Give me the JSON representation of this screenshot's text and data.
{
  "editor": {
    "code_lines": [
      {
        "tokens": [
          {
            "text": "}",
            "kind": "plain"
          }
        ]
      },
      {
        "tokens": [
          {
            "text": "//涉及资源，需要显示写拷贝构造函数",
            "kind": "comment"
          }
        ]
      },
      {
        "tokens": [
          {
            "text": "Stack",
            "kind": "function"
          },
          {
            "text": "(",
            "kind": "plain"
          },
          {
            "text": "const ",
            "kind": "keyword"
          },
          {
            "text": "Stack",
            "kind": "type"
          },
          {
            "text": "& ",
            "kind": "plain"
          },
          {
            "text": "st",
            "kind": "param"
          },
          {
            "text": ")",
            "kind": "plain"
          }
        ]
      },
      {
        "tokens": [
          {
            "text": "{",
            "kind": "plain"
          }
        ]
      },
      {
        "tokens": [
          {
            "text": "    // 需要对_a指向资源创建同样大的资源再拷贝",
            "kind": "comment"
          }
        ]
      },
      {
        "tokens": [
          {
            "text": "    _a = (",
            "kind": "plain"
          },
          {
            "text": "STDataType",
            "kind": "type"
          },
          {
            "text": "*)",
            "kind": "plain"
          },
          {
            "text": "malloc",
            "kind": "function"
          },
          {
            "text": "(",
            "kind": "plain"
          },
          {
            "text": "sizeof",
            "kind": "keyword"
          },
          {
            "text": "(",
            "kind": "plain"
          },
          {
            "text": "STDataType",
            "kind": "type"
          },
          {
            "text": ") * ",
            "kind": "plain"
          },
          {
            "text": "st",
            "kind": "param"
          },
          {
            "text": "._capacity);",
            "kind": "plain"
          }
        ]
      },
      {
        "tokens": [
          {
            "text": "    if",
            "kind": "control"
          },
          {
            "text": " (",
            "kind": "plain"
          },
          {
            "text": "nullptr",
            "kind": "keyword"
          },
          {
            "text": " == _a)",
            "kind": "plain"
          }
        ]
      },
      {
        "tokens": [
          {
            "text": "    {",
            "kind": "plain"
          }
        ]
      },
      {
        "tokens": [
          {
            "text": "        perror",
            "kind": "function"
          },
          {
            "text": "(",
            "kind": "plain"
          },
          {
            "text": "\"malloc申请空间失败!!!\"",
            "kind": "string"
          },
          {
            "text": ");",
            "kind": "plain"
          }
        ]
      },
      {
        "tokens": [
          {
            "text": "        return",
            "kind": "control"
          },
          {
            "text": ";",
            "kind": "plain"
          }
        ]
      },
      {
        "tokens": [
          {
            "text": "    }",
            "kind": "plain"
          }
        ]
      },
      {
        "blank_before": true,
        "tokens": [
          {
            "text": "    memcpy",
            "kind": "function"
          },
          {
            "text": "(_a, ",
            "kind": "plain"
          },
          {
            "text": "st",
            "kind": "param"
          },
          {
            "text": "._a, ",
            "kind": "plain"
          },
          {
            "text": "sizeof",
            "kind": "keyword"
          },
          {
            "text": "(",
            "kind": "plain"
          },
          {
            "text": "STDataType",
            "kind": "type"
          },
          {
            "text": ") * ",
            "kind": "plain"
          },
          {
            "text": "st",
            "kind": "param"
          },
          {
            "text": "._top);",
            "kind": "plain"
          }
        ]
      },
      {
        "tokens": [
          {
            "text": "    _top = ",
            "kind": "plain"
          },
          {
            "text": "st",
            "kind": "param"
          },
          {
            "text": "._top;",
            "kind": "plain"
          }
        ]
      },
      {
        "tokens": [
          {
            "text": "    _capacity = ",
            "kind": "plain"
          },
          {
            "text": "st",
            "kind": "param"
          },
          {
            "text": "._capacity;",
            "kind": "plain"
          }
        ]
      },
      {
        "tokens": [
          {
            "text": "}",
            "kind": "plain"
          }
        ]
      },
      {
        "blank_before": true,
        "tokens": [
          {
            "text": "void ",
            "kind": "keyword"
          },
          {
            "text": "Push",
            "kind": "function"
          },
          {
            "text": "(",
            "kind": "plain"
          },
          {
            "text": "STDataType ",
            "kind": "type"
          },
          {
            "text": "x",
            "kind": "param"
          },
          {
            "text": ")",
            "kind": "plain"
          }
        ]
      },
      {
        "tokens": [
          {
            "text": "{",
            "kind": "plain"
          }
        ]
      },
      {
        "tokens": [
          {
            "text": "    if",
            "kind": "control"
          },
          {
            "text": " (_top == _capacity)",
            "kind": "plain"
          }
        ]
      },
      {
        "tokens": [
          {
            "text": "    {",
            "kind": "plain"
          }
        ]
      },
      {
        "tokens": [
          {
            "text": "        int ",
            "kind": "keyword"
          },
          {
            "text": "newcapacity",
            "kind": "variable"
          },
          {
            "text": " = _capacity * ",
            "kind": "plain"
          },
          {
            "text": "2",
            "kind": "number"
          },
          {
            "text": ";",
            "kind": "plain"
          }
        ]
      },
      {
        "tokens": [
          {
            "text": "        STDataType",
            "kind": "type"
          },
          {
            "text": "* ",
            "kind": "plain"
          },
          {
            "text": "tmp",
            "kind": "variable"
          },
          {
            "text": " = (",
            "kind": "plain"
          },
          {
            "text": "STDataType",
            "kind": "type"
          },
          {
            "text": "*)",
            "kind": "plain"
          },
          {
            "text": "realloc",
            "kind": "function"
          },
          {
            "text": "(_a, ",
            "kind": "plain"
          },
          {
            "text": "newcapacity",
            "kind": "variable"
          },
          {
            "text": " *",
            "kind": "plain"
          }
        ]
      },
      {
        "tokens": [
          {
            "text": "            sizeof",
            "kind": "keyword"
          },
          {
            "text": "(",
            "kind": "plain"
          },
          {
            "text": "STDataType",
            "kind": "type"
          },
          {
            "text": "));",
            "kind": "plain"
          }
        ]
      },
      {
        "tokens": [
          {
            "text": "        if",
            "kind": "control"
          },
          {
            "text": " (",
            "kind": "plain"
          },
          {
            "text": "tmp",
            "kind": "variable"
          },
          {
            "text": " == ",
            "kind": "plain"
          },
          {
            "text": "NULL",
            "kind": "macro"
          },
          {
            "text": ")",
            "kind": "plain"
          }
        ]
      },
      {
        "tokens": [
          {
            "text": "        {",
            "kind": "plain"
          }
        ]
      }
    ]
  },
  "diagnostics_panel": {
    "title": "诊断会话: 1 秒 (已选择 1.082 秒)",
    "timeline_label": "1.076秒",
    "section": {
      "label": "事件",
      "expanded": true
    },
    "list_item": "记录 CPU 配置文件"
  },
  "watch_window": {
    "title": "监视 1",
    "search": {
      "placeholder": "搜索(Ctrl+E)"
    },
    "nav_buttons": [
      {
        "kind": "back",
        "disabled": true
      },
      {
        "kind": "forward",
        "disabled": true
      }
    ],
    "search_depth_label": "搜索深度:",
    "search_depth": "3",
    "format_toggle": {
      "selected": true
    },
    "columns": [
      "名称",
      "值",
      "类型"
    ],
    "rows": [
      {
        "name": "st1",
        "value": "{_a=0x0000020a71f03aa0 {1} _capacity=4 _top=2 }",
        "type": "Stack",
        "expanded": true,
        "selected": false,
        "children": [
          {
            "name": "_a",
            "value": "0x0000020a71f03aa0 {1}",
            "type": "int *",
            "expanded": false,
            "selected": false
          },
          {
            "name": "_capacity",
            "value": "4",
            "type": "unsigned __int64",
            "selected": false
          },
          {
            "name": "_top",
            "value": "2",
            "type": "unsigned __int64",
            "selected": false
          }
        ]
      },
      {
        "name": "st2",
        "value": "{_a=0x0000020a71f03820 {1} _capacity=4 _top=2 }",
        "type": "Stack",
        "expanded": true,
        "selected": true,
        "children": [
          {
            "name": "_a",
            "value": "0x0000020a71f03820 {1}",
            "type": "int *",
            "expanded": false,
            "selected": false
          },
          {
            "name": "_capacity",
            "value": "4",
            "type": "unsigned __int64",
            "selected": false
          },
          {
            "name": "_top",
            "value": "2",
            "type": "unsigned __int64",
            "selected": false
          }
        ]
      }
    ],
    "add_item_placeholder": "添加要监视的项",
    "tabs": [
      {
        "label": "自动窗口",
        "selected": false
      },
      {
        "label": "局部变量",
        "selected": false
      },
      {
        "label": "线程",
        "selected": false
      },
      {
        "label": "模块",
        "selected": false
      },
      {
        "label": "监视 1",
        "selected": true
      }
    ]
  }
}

What to do:
Identify and copy all lines with the word "value".

Result for this task:
        "value": "{_a=0x0000020a71f03aa0 {1} _capacity=4 _top=2 }",
            "value": "0x0000020a71f03aa0 {1}",
            "value": "4",
            "value": "2",
        "value": "{_a=0x0000020a71f03820 {1} _capacity=4 _top=2 }",
            "value": "0x0000020a71f03820 {1}",
            "value": "4",
            "value": "2",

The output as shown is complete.